§ **WHAT YOU SHOULD DO**: Work out the number of lines with the word "marker" in the material below, then reply with that number only.

§ **DATASET ENTRIES**:
###
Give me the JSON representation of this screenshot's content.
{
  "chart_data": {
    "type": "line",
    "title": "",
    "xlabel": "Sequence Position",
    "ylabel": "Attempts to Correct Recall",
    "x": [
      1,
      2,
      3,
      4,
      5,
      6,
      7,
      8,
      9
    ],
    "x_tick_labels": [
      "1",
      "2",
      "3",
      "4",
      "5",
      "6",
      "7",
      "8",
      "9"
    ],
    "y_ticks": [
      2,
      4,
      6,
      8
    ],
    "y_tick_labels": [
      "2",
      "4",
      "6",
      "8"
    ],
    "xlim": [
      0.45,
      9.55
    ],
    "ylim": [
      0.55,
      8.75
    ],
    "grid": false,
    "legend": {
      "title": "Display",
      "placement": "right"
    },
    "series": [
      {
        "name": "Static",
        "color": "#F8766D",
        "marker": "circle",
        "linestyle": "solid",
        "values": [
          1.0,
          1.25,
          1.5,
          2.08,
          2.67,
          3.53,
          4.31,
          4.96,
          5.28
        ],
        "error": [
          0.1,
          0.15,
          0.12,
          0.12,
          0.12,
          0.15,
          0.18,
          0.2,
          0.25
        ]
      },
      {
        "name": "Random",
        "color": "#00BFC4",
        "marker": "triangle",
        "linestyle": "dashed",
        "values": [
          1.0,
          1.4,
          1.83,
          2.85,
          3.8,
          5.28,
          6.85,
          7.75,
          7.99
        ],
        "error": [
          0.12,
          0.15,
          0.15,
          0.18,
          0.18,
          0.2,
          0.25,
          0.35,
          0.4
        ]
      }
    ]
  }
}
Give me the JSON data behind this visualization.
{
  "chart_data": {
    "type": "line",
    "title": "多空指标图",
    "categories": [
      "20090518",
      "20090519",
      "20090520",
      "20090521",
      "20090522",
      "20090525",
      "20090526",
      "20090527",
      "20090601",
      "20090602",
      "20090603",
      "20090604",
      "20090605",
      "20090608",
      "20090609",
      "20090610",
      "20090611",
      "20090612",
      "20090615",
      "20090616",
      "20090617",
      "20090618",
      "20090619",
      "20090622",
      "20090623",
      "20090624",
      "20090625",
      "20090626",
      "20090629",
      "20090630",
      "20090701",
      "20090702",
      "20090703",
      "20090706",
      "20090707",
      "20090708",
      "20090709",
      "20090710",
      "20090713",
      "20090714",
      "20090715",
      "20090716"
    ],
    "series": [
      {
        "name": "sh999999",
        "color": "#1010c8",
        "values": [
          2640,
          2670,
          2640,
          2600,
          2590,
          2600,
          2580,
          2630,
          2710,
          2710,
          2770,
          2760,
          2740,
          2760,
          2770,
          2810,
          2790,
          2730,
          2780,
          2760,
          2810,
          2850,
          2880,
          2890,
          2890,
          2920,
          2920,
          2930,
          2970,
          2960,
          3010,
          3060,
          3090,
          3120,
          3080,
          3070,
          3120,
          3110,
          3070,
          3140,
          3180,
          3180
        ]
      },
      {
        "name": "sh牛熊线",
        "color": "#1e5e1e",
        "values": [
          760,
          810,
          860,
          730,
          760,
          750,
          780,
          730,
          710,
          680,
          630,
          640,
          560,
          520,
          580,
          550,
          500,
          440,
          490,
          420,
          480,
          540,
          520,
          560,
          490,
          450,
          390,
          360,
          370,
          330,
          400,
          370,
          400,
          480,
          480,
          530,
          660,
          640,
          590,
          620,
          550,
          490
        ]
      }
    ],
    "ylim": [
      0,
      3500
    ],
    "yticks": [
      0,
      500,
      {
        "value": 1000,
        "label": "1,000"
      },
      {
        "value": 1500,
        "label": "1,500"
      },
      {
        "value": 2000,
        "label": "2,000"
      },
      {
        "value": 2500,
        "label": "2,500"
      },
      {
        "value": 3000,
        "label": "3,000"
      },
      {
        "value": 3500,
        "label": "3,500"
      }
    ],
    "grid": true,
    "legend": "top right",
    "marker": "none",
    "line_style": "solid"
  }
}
###
§ **THE OUTPUT**: 3